Extracted data entries:
* * * * * * *

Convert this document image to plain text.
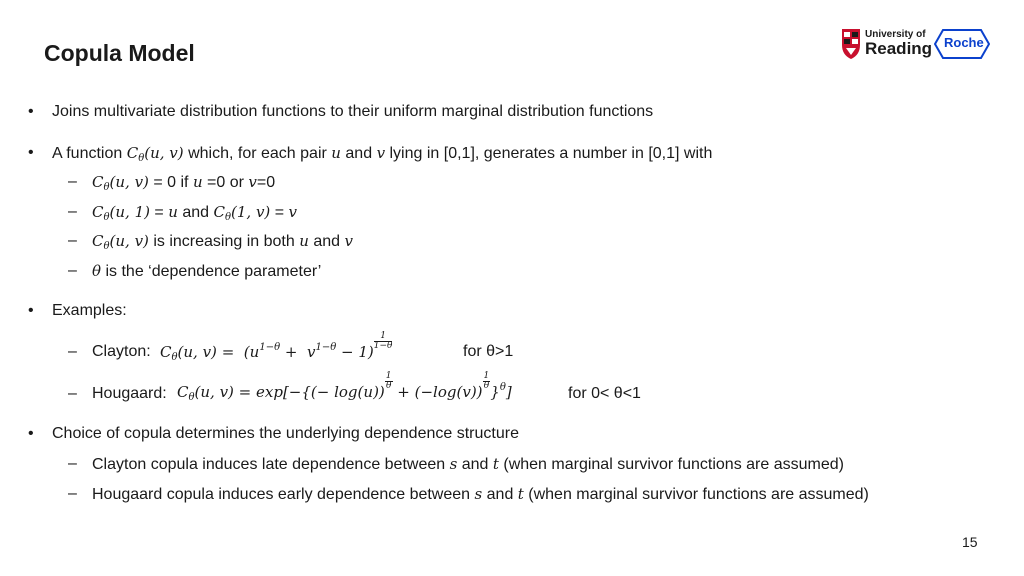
Copula Model
University of
Reading Roche
• Joins multivariate distribution functions to their uniform marginal distribution functions
• A function $C_\theta(u$, v) which, for each pair u and v lying in [0,1], generates a number in [0,1] with
– $C_\theta(u$, v) = 0 if u =0 or v=0
– $C_\theta(u$, 1) = u and $C_\theta(1$, v) = v
– $C_\theta(u$, v) is increasing in both u and v
– θ is the ‘dependence parameter’
• Examples:
– Clayton: $C_\theta(u$, $v) = (u^{1-\theta} + v^{1-\theta} - 1)$
$\frac{1}{1-\theta}$
for θ>1
– Hougaard: $C_\theta(u$, v) = exp[−{(− log(u))
$\frac{1}{\theta}$
+ (−log(v))
$\frac{1}{\theta}$
}$^\theta$]	for 0< θ<1
• Choice of copula determines the underlying dependence structure
– Clayton copula induces late dependence between s and t (when marginal survivor functions are assumed)
– Hougaard copula induces early dependence between s and t (when marginal survivor functions are assumed)
15
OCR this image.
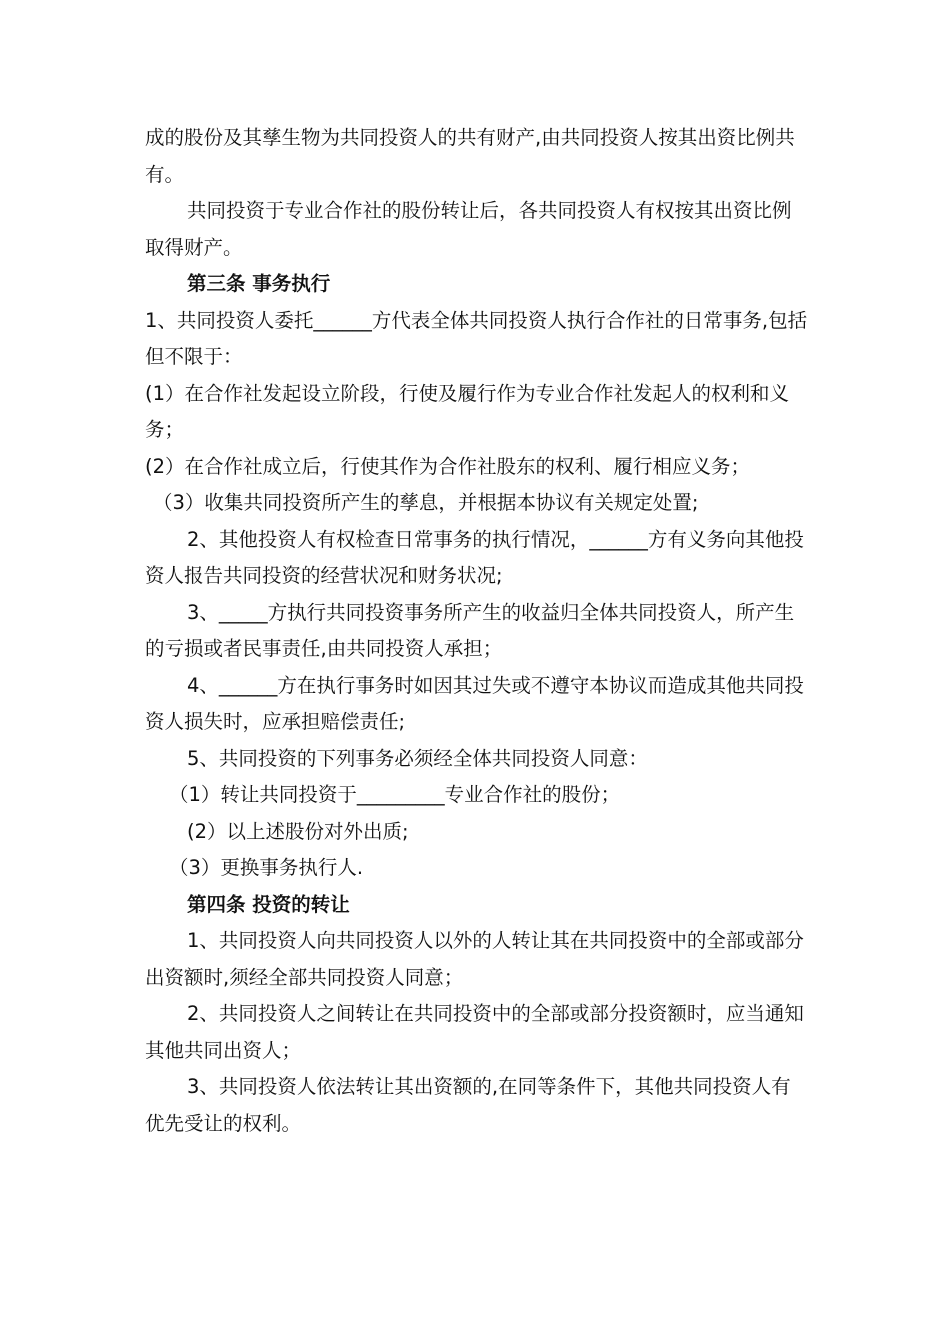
成的股份及其孳生物为共同投资人的共有财产,由共同投资人按其出资比例共有。

共同投资于专业合作社的股份转让后，各共同投资人有权按其出资比例取得财产。

第三条 事务执行

1、共同投资人委托______方代表全体共同投资人执行合作社的日常事务,包括但不限于：

(1）在合作社发起设立阶段，行使及履行作为专业合作社发起人的权利和义务；

(2）在合作社成立后，行使其作为合作社股东的权利、履行相应义务；

（3）收集共同投资所产生的孳息，并根据本协议有关规定处置;

2、其他投资人有权检查日常事务的执行情况，______方有义务向其他投资人报告共同投资的经营状况和财务状况;

3、_____方执行共同投资事务所产生的收益归全体共同投资人，所产生的亏损或者民事责任,由共同投资人承担；

4、______方在执行事务时如因其过失或不遵守本协议而造成其他共同投资人损失时，应承担赔偿责任;

5、共同投资的下列事务必须经全体共同投资人同意：

（1）转让共同投资于_________专业合作社的股份；

(2）以上述股份对外出质;

（3）更换事务执行人.

第四条 投资的转让

1、共同投资人向共同投资人以外的人转让其在共同投资中的全部或部分出资额时,须经全部共同投资人同意；

2、共同投资人之间转让在共同投资中的全部或部分投资额时，应当通知其他共同出资人；

3、共同投资人依法转让其出资额的,在同等条件下，其他共同投资人有优先受让的权利。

* * * * * * *

Problem to work on – Gather up, from the records above, each line where the word "between" appears.

Solution for this exercise –
– Clayton copula induces late dependence between s and t (when marginal survivor functions are assumed)
– Hougaard copula induces early dependence between s and t (when marginal survivor functions are assumed)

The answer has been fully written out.